DIRECTIVE:
Go through the listing and copy every line word for word.

Figure content listings
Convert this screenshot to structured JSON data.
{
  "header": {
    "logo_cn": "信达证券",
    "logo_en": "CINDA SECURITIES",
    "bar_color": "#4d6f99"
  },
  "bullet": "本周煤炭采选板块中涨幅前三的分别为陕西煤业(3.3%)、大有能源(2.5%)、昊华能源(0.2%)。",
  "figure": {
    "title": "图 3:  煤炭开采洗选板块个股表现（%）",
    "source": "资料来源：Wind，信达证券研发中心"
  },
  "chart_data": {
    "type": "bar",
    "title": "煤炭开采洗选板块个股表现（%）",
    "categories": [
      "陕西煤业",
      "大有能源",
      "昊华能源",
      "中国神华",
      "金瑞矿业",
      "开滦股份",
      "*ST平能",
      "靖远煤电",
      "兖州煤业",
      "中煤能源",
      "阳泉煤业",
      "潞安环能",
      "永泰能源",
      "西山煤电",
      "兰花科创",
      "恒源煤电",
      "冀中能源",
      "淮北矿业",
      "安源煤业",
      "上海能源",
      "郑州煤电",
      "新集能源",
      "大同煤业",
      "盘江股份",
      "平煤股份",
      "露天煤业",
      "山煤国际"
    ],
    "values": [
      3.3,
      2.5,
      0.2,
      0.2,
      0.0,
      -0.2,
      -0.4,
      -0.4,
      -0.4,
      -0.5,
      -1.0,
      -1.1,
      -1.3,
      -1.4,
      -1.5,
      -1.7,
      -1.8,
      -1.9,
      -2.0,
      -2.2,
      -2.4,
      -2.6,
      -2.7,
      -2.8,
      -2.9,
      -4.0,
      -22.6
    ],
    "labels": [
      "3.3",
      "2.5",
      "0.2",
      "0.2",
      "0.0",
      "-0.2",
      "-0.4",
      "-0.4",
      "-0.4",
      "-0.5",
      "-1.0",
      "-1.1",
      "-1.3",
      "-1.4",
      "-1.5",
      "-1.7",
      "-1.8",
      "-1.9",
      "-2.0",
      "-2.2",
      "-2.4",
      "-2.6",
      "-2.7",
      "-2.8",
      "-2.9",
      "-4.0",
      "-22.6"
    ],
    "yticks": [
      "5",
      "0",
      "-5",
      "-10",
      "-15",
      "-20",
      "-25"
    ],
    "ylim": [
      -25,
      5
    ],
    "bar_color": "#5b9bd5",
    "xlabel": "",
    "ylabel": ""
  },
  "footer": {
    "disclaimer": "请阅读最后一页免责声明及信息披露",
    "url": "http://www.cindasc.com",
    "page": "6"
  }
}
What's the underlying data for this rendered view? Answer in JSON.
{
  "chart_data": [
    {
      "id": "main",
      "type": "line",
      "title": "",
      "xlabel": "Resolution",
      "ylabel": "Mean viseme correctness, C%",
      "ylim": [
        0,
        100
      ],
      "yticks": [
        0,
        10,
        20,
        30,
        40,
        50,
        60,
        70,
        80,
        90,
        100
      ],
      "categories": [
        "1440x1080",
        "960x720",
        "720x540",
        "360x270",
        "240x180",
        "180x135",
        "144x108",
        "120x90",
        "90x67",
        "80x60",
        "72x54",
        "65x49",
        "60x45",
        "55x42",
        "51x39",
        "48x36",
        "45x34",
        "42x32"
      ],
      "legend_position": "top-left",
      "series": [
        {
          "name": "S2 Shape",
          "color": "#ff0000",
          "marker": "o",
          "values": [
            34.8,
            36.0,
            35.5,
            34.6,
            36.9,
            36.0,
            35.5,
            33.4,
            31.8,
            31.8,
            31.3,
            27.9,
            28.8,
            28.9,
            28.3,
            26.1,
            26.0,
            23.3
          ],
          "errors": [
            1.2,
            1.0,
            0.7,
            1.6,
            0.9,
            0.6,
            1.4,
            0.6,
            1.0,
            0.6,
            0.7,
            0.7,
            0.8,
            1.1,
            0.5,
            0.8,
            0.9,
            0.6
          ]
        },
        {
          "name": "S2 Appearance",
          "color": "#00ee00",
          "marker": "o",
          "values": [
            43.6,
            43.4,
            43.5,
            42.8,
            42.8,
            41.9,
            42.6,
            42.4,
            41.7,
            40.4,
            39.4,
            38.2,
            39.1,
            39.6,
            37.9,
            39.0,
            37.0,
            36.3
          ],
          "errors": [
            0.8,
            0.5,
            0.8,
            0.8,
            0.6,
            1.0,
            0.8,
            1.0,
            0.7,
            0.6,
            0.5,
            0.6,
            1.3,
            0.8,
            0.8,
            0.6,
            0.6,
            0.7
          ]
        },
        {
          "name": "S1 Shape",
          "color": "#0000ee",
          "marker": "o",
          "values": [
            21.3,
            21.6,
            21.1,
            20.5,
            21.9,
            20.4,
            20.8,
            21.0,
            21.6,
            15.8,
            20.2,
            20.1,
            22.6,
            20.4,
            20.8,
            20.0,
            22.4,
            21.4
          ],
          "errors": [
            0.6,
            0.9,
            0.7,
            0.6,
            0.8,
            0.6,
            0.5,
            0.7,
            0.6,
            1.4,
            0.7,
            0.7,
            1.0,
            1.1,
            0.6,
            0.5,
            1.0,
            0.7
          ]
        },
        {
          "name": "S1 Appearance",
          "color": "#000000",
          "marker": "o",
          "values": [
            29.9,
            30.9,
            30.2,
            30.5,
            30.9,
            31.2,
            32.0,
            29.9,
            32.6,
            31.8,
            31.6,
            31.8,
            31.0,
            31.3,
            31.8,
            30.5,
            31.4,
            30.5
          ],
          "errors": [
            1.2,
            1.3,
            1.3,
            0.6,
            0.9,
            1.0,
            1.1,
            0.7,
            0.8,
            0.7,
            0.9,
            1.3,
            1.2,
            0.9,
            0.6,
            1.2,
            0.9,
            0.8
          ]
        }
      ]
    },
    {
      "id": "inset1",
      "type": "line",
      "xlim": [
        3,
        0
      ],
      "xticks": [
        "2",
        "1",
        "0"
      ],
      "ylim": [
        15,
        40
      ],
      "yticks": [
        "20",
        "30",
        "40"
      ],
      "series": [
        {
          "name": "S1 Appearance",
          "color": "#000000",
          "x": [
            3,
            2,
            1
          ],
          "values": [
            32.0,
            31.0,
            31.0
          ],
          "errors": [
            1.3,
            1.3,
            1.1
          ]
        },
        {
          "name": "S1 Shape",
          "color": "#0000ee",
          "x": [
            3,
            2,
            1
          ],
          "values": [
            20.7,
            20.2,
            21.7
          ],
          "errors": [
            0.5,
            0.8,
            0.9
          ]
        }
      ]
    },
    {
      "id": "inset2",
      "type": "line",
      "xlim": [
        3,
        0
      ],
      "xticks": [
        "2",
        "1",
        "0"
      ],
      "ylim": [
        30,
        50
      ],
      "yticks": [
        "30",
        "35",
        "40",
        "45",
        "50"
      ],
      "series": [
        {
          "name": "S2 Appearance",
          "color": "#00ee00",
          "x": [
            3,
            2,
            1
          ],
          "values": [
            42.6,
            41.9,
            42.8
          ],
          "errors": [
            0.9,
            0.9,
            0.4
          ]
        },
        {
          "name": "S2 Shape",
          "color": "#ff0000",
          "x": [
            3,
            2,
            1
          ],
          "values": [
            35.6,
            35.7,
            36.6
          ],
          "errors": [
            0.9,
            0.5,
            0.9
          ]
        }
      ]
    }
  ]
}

TASK RESPONSE:
Convert this screenshot to structured JSON data.
{
  "header": {
    "logo_cn": "信达证券",
    "logo_en": "CINDA SECURITIES",
    "bar_color": "#4d6f99"
  },
  "bullet": "本周煤炭采选板块中涨幅前三的分别为陕西煤业(3.3%)、大有能源(2.5%)、昊华能源(0.2%)。",
  "figure": {
    "title": "图 3:  煤炭开采洗选板块个股表现（%）",
    "source": "资料来源：Wind，信达证券研发中心"
  },
  "chart_data": {
    "type": "bar",
    "title": "煤炭开采洗选板块个股表现（%）",
    "categories": [
      "陕西煤业",
      "大有能源",
      "昊华能源",
      "中国神华",
      "金瑞矿业",
      "开滦股份",
      "*ST平能",
      "靖远煤电",
      "兖州煤业",
      "中煤能源",
      "阳泉煤业",
      "潞安环能",
      "永泰能源",
      "西山煤电",
      "兰花科创",
      "恒源煤电",
      "冀中能源",
      "淮北矿业",
      "安源煤业",
      "上海能源",
      "郑州煤电",
      "新集能源",
      "大同煤业",
      "盘江股份",
      "平煤股份",
      "露天煤业",
      "山煤国际"
    ],
    "values": [
      3.3,
      2.5,
      0.2,
      0.2,
      0.0,
      -0.2,
      -0.4,
      -0.4,
      -0.4,
      -0.5,
      -1.0,
      -1.1,
      -1.3,
      -1.4,
      -1.5,
      -1.7,
      -1.8,
      -1.9,
      -2.0,
      -2.2,
      -2.4,
      -2.6,
      -2.7,
      -2.8,
      -2.9,
      -4.0,
      -22.6
    ],
    "labels": [
      "3.3",
      "2.5",
      "0.2",
      "0.2",
      "0.0",
      "-0.2",
      "-0.4",
      "-0.4",
      "-0.4",
      "-0.5",
      "-1.0",
      "-1.1",
      "-1.3",
      "-1.4",
      "-1.5",
      "-1.7",
      "-1.8",
      "-1.9",
      "-2.0",
      "-2.2",
      "-2.4",
      "-2.6",
      "-2.7",
      "-2.8",
      "-2.9",
      "-4.0",
      "-22.6"
    ],
    "yticks": [
      "5",
      "0",
      "-5",
      "-10",
      "-15",
      "-20",
      "-25"
    ],
    "ylim": [
      -25,
      5
    ],
    "bar_color": "#5b9bd5",
    "xlabel": "",
    "ylabel": ""
  },
  "footer": {
    "disclaimer": "请阅读最后一页免责声明及信息披露",
    "url": "http://www.cindasc.com",
    "page": "6"
  }
}
What's the underlying data for this rendered view? Answer in JSON.
{
  "chart_data": [
    {
      "id": "main",
      "type": "line",
      "title": "",
      "xlabel": "Resolution",
      "ylabel": "Mean viseme correctness, C%",
      "ylim": [
        0,
        100
      ],
      "yticks": [
        0,
        10,
        20,
        30,
        40,
        50,
        60,
        70,
        80,
        90,
        100
      ],
      "categories": [
        "1440x1080",
        "960x720",
        "720x540",
        "360x270",
        "240x180",
        "180x135",
        "144x108",
        "120x90",
        "90x67",
        "80x60",
        "72x54",
        "65x49",
        "60x45",
        "55x42",
        "51x39",
        "48x36",
        "45x34",
        "42x32"
      ],
      "legend_position": "top-left",
      "series": [
        {
          "name": "S2 Shape",
          "color": "#ff0000",
          "marker": "o",
          "values": [
            34.8,
            36.0,
            35.5,
            34.6,
            36.9,
            36.0,
            35.5,
            33.4,
            31.8,
            31.8,
            31.3,
            27.9,
            28.8,
            28.9,
            28.3,
            26.1,
            26.0,
            23.3
          ],
          "errors": [
            1.2,
            1.0,
            0.7,
            1.6,
            0.9,
            0.6,
            1.4,
            0.6,
            1.0,
            0.6,
            0.7,
            0.7,
            0.8,
            1.1,
            0.5,
            0.8,
            0.9,
            0.6
          ]
        },
        {
          "name": "S2 Appearance",
          "color": "#00ee00",
          "marker": "o",
          "values": [
            43.6,
            43.4,
            43.5,
            42.8,
            42.8,
            41.9,
            42.6,
            42.4,
            41.7,
            40.4,
            39.4,
            38.2,
            39.1,
            39.6,
            37.9,
            39.0,
            37.0,
            36.3
          ],
          "errors": [
            0.8,
            0.5,
            0.8,
            0.8,
            0.6,
            1.0,
            0.8,
            1.0,
            0.7,
            0.6,
            0.5,
            0.6,
            1.3,
            0.8,
            0.8,
            0.6,
            0.6,
            0.7
          ]
        },
        {
          "name": "S1 Shape",
          "color": "#0000ee",
          "marker": "o",
          "values": [
            21.3,
            21.6,
            21.1,
            20.5,
            21.9,
            20.4,
            20.8,
            21.0,
            21.6,
            15.8,
            20.2,
            20.1,
            22.6,
            20.4,
            20.8,
            20.0,
            22.4,
            21.4
          ],
          "errors": [
            0.6,
            0.9,
            0.7,
            0.6,
            0.8,
            0.6,
            0.5,
            0.7,
            0.6,
            1.4,
            0.7,
            0.7,
            1.0,
            1.1,
            0.6,
            0.5,
            1.0,
            0.7
          ]
        },
        {
          "name": "S1 Appearance",
          "color": "#000000",
          "marker": "o",
          "values": [
            29.9,
            30.9,
            30.2,
            30.5,
            30.9,
            31.2,
            32.0,
            29.9,
            32.6,
            31.8,
            31.6,
            31.8,
            31.0,
            31.3,
            31.8,
            30.5,
            31.4,
            30.5
          ],
          "errors": [
            1.2,
            1.3,
            1.3,
            0.6,
            0.9,
            1.0,
            1.1,
            0.7,
            0.8,
            0.7,
            0.9,
            1.3,
            1.2,
            0.9,
            0.6,
            1.2,
            0.9,
            0.8
          ]
        }
      ]
    },
    {
      "id": "inset1",
      "type": "line",
      "xlim": [
        3,
        0
      ],
      "xticks": [
        "2",
        "1",
        "0"
      ],
      "ylim": [
        15,
        40
      ],
      "yticks": [
        "20",
        "30",
        "40"
      ],
      "series": [
        {
          "name": "S1 Appearance",
          "color": "#000000",
          "x": [
            3,
            2,
            1
          ],
          "values": [
            32.0,
            31.0,
            31.0
          ],
          "errors": [
            1.3,
            1.3,
            1.1
          ]
        },
        {
          "name": "S1 Shape",
          "color": "#0000ee",
          "x": [
            3,
            2,
            1
          ],
          "values": [
            20.7,
            20.2,
            21.7
          ],
          "errors": [
            0.5,
            0.8,
            0.9
          ]
        }
      ]
    },
    {
      "id": "inset2",
      "type": "line",
      "xlim": [
        3,
        0
      ],
      "xticks": [
        "2",
        "1",
        "0"
      ],
      "ylim": [
        30,
        50
      ],
      "yticks": [
        "30",
        "35",
        "40",
        "45",
        "50"
      ],
      "series": [
        {
          "name": "S2 Appearance",
          "color": "#00ee00",
          "x": [
            3,
            2,
            1
          ],
          "values": [
            42.6,
            41.9,
            42.8
          ],
          "errors": [
            0.9,
            0.9,
            0.4
          ]
        },
        {
          "name": "S2 Shape",
          "color": "#ff0000",
          "x": [
            3,
            2,
            1
          ],
          "values": [
            35.6,
            35.7,
            36.6
          ],
          "errors": [
            0.9,
            0.5,
            0.9
          ]
        }
      ]
    }
  ]
}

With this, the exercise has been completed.